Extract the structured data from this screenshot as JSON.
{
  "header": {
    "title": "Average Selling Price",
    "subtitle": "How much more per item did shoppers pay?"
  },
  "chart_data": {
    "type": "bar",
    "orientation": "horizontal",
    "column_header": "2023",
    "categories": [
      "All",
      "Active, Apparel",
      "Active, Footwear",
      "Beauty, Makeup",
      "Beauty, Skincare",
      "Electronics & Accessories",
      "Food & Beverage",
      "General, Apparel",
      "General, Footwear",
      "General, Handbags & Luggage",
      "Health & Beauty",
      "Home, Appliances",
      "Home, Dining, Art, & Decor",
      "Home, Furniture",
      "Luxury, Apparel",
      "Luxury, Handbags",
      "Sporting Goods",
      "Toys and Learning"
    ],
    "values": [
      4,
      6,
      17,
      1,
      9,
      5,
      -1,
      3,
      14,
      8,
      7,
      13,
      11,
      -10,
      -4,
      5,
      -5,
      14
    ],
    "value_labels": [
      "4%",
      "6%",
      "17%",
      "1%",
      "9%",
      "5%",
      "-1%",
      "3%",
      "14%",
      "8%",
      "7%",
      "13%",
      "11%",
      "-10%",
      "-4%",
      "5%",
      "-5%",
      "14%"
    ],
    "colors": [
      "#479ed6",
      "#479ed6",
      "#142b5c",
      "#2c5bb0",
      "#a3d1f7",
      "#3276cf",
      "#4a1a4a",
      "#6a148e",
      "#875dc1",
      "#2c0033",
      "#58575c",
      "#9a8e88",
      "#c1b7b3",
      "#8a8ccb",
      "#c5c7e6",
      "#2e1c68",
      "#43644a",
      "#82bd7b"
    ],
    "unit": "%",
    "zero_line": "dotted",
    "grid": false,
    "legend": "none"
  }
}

------------------------------

Copy all lines from the listing that contain "Beauty".

Exercise solution:
      "Beauty, Makeup",
      "Beauty, Skincare",
      "Health & Beauty",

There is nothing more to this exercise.